Goal: Gather each line in the entries that includes the string "near".

Data records:

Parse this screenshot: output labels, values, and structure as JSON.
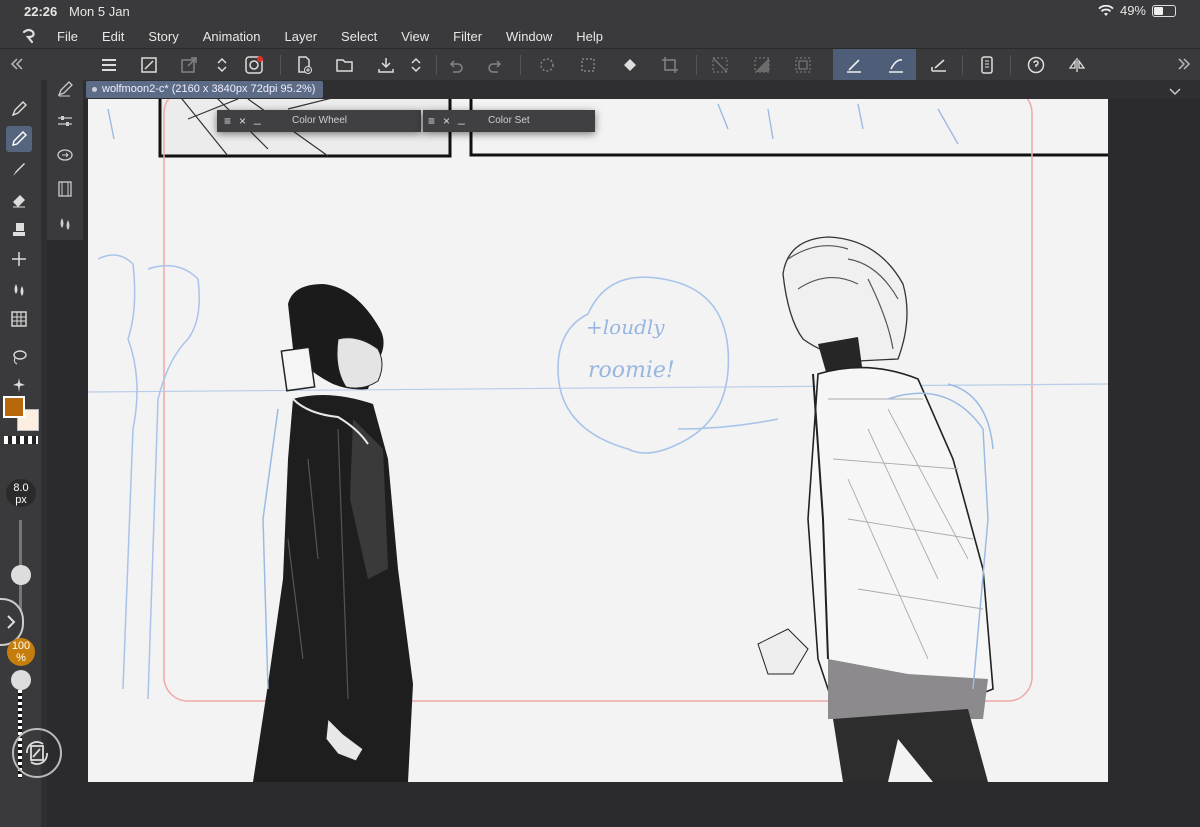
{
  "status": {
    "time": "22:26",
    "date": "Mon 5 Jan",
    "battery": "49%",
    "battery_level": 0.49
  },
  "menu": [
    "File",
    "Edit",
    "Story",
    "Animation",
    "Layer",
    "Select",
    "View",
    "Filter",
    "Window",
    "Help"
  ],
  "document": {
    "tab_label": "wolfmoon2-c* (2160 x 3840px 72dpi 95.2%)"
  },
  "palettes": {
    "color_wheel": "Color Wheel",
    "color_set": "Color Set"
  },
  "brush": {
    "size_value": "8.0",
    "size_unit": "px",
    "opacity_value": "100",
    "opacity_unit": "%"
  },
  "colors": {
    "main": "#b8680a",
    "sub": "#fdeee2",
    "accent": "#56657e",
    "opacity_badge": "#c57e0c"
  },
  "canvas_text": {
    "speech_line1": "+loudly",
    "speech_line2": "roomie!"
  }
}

---

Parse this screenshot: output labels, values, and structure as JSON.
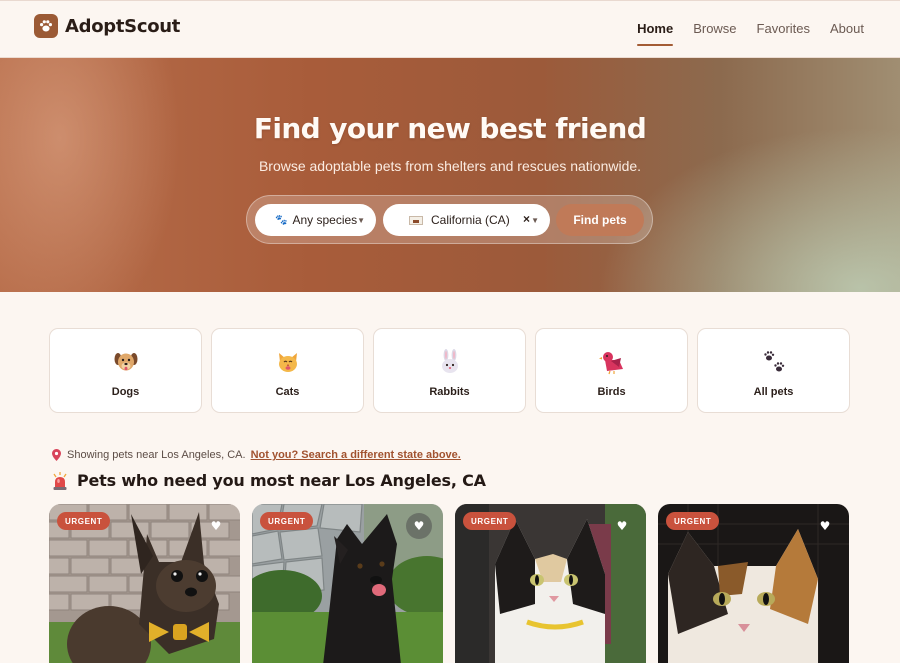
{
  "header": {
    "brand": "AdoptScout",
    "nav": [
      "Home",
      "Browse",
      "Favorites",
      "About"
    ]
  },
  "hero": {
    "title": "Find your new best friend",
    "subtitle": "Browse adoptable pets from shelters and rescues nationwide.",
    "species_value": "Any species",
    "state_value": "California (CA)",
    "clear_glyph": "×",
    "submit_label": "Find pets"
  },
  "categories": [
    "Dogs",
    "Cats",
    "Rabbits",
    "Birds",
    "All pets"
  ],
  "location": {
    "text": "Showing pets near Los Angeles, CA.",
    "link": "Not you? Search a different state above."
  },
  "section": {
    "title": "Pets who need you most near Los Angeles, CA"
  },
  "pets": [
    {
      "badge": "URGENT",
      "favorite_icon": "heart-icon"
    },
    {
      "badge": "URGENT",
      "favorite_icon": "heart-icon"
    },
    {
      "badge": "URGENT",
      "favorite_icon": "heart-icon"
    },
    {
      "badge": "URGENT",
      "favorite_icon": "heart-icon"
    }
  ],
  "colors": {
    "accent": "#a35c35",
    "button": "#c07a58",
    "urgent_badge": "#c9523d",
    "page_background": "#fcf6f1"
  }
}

Response to this exercise:
    "text": "Showing pets near Los Angeles, CA.",
    "title": "Pets who need you most near Los Angeles, CA"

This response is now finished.